-- Begin AVAILABLE RECORDS --

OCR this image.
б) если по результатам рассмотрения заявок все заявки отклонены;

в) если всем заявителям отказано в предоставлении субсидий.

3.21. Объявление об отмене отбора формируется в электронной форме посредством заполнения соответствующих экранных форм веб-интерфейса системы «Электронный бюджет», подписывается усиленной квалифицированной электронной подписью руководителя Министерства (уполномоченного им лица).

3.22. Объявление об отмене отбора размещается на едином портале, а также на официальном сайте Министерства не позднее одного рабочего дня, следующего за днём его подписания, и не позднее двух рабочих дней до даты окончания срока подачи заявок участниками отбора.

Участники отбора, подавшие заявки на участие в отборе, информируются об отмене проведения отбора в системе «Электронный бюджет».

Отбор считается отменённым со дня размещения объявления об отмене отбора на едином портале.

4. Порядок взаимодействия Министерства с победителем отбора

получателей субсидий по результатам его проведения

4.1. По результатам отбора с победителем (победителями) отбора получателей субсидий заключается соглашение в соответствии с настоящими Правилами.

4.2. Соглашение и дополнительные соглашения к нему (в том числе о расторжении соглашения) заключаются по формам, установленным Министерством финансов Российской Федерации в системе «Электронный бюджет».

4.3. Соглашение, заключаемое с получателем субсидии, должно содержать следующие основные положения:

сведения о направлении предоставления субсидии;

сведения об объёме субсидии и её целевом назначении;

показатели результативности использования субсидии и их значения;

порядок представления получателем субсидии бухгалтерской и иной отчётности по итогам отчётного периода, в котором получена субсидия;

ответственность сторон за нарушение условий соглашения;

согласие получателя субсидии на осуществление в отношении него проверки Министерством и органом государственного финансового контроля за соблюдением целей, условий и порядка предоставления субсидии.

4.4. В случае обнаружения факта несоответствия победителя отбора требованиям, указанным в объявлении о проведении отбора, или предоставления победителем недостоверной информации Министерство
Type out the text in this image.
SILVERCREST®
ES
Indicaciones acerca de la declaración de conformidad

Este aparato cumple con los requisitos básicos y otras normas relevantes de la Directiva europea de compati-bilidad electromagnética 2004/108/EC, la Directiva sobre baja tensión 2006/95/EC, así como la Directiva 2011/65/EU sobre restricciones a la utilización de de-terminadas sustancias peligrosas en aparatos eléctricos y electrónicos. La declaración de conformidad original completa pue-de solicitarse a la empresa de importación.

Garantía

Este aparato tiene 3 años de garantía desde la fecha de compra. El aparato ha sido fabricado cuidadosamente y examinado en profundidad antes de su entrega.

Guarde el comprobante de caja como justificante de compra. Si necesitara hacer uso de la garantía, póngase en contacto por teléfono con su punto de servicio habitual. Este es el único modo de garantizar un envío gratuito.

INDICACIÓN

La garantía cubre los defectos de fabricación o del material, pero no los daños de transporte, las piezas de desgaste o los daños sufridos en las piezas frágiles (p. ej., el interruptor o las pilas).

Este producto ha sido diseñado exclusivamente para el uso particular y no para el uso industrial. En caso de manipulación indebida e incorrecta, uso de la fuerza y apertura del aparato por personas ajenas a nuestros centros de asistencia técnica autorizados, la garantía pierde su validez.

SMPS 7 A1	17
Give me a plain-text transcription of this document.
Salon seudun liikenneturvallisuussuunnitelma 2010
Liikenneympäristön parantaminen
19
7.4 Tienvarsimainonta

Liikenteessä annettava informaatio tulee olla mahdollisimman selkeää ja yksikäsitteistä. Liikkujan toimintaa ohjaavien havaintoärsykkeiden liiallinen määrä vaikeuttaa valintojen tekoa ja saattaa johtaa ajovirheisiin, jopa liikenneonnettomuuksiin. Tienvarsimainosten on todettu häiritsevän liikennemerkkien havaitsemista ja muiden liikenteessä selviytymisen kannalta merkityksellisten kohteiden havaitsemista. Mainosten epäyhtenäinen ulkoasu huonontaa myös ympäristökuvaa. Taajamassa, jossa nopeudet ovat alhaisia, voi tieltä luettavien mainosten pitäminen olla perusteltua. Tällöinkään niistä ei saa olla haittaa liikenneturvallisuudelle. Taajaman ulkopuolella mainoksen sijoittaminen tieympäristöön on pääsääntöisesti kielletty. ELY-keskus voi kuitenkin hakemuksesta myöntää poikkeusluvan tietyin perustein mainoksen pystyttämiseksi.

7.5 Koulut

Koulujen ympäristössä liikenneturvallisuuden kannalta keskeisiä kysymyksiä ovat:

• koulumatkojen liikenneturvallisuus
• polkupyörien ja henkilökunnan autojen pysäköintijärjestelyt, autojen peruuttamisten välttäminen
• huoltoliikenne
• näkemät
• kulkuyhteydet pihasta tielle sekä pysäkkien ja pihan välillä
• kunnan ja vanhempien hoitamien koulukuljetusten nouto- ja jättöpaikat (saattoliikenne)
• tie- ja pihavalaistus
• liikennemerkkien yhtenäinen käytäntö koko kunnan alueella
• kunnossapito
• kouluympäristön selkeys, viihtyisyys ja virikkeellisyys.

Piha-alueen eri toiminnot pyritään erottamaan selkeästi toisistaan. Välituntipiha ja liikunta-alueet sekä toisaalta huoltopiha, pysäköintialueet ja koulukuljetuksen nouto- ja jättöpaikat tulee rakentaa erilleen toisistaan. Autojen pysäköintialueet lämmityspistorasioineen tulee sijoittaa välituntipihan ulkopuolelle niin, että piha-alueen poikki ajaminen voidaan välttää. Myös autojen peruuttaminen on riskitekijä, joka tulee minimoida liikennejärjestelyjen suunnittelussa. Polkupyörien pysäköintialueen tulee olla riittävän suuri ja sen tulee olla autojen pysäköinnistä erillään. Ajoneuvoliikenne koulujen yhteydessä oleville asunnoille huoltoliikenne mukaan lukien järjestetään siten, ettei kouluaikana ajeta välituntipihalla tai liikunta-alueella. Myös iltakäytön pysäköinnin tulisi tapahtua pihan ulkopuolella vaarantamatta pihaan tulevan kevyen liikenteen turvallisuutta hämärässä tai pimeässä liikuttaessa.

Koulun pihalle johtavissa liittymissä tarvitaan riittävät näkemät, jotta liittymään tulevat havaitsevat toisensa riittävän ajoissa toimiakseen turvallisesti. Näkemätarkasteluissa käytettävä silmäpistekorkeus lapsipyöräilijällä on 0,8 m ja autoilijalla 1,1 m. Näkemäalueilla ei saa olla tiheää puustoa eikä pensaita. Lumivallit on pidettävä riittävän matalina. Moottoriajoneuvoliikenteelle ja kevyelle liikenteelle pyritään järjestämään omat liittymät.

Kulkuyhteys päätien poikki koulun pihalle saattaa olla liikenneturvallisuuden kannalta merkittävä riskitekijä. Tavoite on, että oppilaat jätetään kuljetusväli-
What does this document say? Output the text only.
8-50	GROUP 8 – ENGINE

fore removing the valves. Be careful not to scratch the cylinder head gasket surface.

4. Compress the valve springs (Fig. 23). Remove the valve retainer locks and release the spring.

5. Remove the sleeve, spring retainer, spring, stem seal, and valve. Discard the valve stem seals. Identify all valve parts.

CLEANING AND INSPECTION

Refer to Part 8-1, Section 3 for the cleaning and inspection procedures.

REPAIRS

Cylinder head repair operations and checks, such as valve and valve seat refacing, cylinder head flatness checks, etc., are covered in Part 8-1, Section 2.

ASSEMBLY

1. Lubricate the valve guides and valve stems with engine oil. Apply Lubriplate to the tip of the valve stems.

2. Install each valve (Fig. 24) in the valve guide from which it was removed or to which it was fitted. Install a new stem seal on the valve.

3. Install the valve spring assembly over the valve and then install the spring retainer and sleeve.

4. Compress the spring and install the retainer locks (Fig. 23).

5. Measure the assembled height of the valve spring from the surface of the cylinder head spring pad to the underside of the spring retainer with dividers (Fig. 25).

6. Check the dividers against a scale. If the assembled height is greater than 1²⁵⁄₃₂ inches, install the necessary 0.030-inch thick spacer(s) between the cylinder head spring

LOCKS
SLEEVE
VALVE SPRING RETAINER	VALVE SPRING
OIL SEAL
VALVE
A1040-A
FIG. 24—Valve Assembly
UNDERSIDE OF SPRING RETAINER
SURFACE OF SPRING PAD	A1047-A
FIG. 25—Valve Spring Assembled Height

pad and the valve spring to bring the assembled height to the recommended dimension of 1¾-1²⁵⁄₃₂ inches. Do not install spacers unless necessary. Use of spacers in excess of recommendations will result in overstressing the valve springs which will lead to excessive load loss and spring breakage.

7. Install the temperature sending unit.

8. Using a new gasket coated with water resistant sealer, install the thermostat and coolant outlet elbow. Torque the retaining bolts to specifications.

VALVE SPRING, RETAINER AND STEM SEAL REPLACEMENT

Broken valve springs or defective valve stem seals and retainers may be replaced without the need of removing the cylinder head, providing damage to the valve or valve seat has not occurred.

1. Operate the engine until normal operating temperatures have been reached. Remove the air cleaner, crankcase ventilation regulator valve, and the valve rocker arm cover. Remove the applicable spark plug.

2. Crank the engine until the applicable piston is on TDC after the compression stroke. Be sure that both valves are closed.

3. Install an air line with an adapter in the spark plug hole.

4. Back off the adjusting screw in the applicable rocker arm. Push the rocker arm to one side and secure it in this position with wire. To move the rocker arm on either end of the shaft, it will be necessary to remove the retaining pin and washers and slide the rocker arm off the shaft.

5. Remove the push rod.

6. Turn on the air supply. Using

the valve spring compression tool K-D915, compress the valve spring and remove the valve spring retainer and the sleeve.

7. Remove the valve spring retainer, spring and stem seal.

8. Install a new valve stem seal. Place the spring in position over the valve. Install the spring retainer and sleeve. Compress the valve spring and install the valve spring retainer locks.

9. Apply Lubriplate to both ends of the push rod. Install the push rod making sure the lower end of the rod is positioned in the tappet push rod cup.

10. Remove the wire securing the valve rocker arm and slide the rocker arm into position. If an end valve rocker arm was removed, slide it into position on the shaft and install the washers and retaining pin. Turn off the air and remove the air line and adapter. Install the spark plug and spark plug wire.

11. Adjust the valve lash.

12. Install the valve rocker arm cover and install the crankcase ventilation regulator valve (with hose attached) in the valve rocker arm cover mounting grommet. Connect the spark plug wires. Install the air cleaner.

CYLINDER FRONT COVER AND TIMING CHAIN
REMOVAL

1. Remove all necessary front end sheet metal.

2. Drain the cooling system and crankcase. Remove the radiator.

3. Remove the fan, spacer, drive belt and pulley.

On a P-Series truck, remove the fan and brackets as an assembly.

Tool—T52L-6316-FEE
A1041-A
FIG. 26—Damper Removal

-- End AVAILABLE RECORDS --

▸ **EXERCISE BRIEF**: Among the lines of the listing, how many hold the string "saattaa"? Respond with only the number.

▸ **IN RESPONSE**: 2